What you should do →
From the material below, list every line containing "take".

[Dataset items]
-- Begin --

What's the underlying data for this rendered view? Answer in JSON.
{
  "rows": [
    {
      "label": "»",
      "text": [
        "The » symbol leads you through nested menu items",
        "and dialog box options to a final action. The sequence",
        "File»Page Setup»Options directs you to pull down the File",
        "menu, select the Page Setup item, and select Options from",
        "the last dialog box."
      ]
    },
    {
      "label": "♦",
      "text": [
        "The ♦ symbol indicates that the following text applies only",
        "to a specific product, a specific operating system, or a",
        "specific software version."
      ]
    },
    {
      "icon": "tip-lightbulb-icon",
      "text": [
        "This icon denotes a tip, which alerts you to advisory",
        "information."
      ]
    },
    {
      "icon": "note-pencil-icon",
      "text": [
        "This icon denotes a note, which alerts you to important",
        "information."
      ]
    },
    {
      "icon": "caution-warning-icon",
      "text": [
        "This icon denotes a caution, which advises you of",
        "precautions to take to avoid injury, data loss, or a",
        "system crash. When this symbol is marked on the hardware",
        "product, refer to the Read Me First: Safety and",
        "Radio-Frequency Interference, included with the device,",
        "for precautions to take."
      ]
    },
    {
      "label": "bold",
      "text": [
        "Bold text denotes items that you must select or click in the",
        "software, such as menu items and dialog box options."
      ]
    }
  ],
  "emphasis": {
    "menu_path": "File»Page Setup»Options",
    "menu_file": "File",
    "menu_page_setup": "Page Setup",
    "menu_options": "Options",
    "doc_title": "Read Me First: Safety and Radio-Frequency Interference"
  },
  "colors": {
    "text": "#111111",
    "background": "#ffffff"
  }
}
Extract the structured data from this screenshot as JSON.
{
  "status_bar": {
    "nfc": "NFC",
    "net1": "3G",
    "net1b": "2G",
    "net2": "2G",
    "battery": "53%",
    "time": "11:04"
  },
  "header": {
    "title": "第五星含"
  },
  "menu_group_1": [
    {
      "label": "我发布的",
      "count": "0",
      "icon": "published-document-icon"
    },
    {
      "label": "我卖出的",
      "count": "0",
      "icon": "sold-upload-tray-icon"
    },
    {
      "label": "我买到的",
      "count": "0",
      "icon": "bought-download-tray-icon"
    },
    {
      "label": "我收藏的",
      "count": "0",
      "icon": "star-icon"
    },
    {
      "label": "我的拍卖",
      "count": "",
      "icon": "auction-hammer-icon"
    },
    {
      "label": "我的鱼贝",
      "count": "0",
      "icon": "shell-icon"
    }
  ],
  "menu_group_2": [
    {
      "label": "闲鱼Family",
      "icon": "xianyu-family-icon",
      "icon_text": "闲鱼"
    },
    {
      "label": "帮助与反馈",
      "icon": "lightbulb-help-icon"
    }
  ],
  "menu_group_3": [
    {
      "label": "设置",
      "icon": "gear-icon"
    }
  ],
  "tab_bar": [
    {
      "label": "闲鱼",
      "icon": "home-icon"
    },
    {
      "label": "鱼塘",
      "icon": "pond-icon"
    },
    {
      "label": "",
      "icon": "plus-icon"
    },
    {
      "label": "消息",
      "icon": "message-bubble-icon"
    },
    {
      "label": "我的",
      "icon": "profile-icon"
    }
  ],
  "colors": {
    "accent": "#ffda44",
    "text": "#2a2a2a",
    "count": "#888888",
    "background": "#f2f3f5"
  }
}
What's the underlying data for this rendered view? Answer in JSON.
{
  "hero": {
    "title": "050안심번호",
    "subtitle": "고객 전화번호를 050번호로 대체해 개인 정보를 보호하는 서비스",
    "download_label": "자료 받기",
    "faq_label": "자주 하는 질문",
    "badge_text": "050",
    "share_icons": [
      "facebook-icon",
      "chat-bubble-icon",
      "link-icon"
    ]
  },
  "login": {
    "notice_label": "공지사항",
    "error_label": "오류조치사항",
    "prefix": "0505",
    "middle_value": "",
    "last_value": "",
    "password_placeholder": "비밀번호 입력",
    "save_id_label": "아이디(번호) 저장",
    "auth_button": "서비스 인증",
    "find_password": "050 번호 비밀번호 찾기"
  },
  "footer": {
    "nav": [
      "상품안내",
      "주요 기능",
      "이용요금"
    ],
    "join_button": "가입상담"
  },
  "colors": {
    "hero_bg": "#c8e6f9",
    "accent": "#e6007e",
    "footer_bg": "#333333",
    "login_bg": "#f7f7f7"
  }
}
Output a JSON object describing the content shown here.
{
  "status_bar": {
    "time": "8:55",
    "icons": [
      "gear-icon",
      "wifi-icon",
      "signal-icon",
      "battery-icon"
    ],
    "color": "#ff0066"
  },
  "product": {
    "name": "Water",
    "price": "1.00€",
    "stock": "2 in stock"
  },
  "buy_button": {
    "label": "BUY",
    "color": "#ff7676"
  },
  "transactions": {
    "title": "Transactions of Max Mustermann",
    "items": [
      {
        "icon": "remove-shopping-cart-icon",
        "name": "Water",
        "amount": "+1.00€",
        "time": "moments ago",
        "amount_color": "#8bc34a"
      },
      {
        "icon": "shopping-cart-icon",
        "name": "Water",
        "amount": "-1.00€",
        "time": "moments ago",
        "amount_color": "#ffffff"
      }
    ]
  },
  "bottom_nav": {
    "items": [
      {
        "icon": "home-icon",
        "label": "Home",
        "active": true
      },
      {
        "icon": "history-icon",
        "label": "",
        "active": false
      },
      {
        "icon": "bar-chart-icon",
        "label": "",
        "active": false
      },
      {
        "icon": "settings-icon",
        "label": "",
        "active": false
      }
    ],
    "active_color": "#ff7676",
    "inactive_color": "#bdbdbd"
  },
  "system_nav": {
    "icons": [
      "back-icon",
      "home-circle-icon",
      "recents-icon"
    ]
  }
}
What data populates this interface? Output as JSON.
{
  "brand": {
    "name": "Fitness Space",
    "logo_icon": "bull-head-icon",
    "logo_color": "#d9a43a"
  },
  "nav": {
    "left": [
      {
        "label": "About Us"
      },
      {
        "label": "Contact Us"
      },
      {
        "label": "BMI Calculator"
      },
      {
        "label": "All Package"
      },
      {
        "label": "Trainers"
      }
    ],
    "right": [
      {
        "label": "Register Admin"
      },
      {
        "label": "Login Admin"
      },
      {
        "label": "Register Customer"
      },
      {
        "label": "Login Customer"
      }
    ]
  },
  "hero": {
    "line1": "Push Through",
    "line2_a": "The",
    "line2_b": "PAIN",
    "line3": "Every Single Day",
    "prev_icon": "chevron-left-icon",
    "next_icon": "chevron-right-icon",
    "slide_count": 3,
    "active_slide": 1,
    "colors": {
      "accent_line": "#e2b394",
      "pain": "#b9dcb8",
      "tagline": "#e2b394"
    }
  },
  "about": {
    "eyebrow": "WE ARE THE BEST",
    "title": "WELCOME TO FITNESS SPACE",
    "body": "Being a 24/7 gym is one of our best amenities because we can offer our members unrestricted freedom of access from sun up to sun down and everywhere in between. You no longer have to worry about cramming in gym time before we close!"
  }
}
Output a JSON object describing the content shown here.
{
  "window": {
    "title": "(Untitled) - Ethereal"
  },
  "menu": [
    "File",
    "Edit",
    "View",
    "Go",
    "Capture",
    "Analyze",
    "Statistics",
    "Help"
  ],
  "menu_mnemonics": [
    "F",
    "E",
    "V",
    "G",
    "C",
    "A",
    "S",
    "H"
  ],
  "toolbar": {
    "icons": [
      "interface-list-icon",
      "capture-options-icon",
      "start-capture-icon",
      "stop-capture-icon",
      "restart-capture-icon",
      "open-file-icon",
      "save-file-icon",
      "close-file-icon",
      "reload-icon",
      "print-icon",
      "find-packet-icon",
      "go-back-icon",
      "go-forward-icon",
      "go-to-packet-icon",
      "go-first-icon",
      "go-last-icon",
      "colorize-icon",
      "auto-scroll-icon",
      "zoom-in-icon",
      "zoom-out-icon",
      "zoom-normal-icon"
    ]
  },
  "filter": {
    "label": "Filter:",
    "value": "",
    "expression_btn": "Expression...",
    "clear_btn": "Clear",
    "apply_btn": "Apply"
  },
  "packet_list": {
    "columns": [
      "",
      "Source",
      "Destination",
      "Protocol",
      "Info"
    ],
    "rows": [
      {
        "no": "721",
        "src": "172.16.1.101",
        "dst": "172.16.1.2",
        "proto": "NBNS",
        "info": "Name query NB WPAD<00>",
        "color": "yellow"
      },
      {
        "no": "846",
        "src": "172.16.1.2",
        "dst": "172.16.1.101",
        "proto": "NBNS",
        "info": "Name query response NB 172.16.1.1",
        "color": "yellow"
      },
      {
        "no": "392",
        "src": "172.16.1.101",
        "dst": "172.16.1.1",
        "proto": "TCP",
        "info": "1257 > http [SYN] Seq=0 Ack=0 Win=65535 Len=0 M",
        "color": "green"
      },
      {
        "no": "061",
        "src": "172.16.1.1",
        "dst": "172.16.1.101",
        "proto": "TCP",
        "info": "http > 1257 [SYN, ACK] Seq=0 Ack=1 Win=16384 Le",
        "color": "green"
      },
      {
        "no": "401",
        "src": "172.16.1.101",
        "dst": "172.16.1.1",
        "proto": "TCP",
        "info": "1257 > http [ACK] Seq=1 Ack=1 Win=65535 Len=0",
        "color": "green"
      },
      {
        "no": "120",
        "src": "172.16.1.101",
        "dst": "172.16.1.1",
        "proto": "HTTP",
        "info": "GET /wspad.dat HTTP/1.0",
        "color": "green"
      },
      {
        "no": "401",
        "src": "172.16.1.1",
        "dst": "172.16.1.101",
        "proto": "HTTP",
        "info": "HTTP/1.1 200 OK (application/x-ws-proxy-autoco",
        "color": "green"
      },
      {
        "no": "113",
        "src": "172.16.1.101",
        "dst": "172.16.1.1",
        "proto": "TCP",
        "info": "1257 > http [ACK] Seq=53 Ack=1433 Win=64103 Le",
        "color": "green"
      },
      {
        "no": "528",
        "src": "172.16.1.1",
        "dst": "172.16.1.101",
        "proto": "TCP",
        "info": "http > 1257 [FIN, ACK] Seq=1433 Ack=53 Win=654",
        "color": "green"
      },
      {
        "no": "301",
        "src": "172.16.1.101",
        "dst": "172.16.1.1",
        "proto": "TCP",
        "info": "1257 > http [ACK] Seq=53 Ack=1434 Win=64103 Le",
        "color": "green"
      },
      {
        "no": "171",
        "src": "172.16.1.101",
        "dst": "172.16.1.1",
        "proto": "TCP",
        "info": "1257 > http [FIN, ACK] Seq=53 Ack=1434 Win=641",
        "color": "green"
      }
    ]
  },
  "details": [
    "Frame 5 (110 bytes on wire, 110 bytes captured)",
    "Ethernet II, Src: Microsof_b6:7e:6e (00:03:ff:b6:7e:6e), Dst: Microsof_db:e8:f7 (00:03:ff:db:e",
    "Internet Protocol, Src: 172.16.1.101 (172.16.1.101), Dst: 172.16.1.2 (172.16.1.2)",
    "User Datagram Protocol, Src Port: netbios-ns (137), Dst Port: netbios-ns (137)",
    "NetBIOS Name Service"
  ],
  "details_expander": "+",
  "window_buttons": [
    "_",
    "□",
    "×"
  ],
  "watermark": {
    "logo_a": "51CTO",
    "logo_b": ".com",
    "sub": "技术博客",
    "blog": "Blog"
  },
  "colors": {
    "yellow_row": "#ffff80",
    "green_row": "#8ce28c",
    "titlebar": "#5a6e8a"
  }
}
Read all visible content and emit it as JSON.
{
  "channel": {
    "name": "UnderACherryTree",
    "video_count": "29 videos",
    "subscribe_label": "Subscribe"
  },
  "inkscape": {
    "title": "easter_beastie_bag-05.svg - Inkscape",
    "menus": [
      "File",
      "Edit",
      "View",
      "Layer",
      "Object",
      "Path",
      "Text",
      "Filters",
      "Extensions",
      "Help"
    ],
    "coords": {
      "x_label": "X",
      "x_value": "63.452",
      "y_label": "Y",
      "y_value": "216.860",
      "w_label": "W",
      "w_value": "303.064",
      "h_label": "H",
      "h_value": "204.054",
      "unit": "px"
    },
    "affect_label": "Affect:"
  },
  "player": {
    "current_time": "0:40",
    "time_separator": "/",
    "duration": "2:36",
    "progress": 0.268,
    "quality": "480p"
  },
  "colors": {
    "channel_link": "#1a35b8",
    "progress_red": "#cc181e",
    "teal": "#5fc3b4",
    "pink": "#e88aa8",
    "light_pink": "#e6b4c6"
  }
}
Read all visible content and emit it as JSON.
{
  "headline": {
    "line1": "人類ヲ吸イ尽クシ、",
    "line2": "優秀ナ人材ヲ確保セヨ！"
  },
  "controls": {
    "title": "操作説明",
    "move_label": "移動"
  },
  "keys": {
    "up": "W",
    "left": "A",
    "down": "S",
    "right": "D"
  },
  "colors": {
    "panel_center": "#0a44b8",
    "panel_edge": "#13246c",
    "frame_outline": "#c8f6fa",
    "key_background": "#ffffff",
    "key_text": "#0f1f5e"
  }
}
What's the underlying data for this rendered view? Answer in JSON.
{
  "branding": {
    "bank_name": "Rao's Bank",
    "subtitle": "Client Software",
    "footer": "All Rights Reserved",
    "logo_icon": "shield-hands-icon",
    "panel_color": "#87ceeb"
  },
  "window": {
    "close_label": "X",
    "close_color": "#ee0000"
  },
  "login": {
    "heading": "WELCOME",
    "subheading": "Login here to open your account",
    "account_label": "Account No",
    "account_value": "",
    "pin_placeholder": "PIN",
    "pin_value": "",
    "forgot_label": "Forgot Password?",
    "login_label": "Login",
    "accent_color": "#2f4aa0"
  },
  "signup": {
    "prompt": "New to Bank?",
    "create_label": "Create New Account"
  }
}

-- End --

Solved exercise →
        "precautions to take to avoid injury, data loss, or a",
        "for precautions to take."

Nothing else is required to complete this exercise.